◆ Required task:
Filter these entries, keeping only lines that hold the word "JSON".

◆ Data listing:
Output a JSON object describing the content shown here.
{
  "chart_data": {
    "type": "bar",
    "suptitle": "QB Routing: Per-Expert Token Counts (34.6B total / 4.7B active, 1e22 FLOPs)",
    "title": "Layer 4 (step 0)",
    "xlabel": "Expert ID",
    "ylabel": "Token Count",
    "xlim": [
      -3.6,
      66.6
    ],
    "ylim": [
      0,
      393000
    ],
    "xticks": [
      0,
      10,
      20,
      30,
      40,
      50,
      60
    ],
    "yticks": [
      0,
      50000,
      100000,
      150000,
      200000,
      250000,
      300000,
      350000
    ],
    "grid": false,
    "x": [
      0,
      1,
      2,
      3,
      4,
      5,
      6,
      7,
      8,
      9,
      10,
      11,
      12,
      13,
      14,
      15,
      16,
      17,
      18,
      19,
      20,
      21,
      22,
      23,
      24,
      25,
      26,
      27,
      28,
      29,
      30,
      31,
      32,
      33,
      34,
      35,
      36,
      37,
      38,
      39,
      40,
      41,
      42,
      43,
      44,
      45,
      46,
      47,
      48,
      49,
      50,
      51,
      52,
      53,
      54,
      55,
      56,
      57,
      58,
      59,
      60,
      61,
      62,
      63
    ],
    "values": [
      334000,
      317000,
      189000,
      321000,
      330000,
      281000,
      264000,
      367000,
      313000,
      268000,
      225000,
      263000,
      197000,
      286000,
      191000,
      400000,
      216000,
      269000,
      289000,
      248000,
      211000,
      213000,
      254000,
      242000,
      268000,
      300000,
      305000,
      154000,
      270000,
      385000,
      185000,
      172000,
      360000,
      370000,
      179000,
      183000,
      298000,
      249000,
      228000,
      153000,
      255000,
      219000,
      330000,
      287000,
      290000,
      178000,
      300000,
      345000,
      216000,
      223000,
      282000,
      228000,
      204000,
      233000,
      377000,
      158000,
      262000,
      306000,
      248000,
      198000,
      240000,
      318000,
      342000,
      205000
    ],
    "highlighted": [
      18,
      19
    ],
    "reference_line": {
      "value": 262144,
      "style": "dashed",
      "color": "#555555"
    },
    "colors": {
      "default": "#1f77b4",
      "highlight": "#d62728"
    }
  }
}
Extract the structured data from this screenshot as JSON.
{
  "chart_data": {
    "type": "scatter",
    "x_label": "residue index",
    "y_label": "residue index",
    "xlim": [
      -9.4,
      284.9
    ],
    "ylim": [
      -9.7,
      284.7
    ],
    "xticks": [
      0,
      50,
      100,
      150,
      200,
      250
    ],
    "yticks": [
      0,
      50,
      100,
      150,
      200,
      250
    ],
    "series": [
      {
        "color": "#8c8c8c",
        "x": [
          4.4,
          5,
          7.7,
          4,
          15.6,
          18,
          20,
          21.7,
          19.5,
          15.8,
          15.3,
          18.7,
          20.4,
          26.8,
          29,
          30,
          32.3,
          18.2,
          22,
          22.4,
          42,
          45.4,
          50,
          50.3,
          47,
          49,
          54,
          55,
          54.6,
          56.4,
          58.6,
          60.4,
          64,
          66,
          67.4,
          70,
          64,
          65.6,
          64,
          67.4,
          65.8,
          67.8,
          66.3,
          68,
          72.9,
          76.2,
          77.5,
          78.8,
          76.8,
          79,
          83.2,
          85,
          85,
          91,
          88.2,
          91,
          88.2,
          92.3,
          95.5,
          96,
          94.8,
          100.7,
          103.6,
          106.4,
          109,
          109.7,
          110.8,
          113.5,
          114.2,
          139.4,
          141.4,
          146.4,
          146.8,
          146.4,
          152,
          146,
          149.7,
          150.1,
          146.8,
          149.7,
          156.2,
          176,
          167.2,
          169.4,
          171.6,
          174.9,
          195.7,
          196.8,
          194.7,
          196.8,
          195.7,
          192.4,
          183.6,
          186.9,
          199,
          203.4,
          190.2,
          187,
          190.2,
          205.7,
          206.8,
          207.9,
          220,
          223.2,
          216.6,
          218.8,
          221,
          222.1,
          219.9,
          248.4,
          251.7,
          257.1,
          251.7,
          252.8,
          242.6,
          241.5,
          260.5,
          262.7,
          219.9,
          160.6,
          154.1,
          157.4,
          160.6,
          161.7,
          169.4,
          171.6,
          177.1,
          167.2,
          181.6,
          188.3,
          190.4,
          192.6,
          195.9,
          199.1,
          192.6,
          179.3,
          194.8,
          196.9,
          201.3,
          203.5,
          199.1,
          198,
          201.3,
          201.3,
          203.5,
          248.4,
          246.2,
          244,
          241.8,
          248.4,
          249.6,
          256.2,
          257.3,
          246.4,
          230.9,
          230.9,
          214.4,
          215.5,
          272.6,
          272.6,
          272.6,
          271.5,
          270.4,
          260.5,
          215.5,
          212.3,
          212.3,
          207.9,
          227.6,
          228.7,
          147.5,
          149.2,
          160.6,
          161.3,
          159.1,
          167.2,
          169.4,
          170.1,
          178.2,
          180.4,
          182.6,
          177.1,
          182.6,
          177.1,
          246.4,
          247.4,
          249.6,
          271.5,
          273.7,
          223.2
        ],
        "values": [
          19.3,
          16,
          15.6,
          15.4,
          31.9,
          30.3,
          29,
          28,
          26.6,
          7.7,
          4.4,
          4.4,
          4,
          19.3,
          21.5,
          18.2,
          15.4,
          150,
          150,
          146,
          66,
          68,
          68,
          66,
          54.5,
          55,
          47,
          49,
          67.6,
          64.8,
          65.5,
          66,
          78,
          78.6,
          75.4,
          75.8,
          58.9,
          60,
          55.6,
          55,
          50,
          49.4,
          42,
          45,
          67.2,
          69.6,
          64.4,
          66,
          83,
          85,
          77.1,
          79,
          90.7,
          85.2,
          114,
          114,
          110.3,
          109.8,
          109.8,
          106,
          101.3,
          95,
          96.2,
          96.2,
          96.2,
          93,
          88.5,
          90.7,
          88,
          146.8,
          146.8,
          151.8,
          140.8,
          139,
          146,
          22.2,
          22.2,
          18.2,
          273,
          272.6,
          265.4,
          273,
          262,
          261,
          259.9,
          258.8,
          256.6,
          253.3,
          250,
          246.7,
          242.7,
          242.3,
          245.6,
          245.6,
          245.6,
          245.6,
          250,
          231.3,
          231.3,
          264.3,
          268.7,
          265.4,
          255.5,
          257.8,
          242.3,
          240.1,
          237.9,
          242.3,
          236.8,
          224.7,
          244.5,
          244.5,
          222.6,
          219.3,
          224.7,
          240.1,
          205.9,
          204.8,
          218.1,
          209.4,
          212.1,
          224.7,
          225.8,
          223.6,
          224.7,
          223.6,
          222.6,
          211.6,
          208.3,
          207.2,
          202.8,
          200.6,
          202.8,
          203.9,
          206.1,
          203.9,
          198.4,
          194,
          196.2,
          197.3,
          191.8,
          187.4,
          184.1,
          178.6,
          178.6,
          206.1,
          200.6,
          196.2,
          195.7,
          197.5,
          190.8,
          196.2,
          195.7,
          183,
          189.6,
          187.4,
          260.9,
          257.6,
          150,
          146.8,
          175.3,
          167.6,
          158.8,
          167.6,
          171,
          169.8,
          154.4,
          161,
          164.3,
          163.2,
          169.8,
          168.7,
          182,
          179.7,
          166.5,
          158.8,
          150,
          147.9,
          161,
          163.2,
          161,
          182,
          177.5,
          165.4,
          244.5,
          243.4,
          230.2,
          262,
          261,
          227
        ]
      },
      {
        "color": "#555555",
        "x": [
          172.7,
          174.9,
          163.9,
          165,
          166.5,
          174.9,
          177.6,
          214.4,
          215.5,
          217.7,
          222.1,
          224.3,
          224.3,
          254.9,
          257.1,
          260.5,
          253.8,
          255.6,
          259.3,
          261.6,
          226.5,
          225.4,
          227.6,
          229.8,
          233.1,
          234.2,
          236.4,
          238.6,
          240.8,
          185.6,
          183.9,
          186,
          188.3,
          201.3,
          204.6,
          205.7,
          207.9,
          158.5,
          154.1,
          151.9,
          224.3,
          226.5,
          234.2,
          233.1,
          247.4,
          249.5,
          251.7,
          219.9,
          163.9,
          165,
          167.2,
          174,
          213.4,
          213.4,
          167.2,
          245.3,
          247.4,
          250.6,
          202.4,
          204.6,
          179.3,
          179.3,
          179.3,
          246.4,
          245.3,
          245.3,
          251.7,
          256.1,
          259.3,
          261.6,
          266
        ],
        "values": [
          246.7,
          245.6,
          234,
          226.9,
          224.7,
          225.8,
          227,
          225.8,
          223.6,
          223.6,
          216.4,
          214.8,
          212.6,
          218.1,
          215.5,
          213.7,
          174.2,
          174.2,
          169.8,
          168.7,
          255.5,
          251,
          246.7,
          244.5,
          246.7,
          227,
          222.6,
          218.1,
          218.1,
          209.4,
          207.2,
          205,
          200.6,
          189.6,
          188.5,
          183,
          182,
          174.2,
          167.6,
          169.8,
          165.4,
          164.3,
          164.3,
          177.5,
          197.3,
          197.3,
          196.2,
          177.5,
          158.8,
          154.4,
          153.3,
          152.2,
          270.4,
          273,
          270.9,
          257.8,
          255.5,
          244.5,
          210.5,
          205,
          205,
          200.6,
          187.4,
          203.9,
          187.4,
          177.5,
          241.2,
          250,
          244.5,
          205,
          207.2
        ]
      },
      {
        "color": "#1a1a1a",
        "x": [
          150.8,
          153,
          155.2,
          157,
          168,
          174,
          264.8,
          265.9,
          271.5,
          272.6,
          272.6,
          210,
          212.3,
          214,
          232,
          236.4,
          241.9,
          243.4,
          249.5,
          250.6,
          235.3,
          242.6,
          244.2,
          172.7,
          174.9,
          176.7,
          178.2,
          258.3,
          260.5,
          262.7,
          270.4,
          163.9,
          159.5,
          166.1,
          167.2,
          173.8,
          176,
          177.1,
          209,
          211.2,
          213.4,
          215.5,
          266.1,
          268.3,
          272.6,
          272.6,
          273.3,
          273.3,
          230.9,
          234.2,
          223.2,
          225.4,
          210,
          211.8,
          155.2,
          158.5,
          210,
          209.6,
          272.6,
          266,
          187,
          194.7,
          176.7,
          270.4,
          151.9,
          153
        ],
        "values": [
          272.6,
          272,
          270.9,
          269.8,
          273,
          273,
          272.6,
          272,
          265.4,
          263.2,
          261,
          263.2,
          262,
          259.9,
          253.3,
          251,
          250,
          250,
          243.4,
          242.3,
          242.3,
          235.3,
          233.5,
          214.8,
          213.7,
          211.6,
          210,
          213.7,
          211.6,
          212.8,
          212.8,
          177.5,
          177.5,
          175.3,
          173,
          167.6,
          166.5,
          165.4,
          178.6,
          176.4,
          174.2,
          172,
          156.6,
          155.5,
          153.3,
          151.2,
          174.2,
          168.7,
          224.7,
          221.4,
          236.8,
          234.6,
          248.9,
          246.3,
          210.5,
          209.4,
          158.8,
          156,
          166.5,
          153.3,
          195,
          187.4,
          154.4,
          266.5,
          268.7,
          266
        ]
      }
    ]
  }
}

◆ Worked solution:
Output a JSON object describing the content shown here.
Extract the structured data from this screenshot as JSON.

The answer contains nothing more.